◆ DIRECTION ◆
Copy all of the records below verbatim.

==================================================

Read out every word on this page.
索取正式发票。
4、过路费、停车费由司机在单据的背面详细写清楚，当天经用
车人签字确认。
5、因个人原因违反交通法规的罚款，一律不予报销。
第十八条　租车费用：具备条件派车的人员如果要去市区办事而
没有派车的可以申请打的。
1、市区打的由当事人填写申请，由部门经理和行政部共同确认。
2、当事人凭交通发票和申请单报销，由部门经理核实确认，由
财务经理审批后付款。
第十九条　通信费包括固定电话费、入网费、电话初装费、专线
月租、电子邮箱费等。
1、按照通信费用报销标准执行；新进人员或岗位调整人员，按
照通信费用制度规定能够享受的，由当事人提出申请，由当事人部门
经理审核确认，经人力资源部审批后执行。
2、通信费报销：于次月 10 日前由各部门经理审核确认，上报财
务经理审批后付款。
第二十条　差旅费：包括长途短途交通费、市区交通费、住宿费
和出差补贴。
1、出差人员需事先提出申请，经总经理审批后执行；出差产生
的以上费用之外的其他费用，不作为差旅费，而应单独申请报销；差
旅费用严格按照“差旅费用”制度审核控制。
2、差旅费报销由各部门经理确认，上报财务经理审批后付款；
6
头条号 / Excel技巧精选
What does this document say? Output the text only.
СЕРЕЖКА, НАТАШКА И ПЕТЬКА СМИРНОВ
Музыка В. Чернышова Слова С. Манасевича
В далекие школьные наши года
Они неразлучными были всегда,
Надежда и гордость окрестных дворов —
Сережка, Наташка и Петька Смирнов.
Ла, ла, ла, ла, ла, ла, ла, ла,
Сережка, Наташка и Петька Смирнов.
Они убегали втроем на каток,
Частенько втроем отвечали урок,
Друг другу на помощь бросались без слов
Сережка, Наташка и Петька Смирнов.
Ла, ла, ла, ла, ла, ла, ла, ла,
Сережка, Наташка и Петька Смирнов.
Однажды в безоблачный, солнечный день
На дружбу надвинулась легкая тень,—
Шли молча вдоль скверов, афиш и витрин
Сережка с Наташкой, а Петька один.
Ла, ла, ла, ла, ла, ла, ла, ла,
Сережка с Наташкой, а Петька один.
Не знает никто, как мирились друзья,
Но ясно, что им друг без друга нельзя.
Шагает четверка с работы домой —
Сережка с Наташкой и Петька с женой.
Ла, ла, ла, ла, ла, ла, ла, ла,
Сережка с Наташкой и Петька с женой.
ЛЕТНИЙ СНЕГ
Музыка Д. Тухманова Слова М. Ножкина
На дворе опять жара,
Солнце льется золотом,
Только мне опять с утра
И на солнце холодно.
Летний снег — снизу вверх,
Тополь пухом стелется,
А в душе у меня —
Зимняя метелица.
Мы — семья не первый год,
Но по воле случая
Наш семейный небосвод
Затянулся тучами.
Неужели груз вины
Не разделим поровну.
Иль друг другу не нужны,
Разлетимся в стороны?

==================================================

◆ SOLUTION TO THE EXERCISE ◆
Read out every word on this page.
索取正式发票。
4、过路费、停车费由司机在单据的背面详细写清楚，当天经用
车人签字确认。
5、因个人原因违反交通法规的罚款，一律不予报销。
第十八条　租车费用：具备条件派车的人员如果要去市区办事而
没有派车的可以申请打的。
1、市区打的由当事人填写申请，由部门经理和行政部共同确认。
2、当事人凭交通发票和申请单报销，由部门经理核实确认，由
财务经理审批后付款。
第十九条　通信费包括固定电话费、入网费、电话初装费、专线
月租、电子邮箱费等。
1、按照通信费用报销标准执行；新进人员或岗位调整人员，按
照通信费用制度规定能够享受的，由当事人提出申请，由当事人部门
经理审核确认，经人力资源部审批后执行。
2、通信费报销：于次月 10 日前由各部门经理审核确认，上报财
务经理审批后付款。
第二十条　差旅费：包括长途短途交通费、市区交通费、住宿费
和出差补贴。
1、出差人员需事先提出申请，经总经理审批后执行；出差产生
的以上费用之外的其他费用，不作为差旅费，而应单独申请报销；差
旅费用严格按照“差旅费用”制度审核控制。
2、差旅费报销由各部门经理确认，上报财务经理审批后付款；
6
头条号 / Excel技巧精选
What does this document say? Output the text only.
СЕРЕЖКА, НАТАШКА И ПЕТЬКА СМИРНОВ
Музыка В. Чернышова Слова С. Манасевича
В далекие школьные наши года
Они неразлучными были всегда,
Надежда и гордость окрестных дворов —
Сережка, Наташка и Петька Смирнов.
Ла, ла, ла, ла, ла, ла, ла, ла,
Сережка, Наташка и Петька Смирнов.
Они убегали втроем на каток,
Частенько втроем отвечали урок,
Друг другу на помощь бросались без слов
Сережка, Наташка и Петька Смирнов.
Ла, ла, ла, ла, ла, ла, ла, ла,
Сережка, Наташка и Петька Смирнов.
Однажды в безоблачный, солнечный день
На дружбу надвинулась легкая тень,—
Шли молча вдоль скверов, афиш и витрин
Сережка с Наташкой, а Петька один.
Ла, ла, ла, ла, ла, ла, ла, ла,
Сережка с Наташкой, а Петька один.
Не знает никто, как мирились друзья,
Но ясно, что им друг без друга нельзя.
Шагает четверка с работы домой —
Сережка с Наташкой и Петька с женой.
Ла, ла, ла, ла, ла, ла, ла, ла,
Сережка с Наташкой и Петька с женой.
ЛЕТНИЙ СНЕГ
Музыка Д. Тухманова Слова М. Ножкина
На дворе опять жара,
Солнце льется золотом,
Только мне опять с утра
И на солнце холодно.
Летний снег — снизу вверх,
Тополь пухом стелется,
А в душе у меня —
Зимняя метелица.
Мы — семья не первый год,
Но по воле случая
Наш семейный небосвод
Затянулся тучами.
Неужели груз вины
Не разделим поровну.
Иль друг другу не нужны,
Разлетимся в стороны?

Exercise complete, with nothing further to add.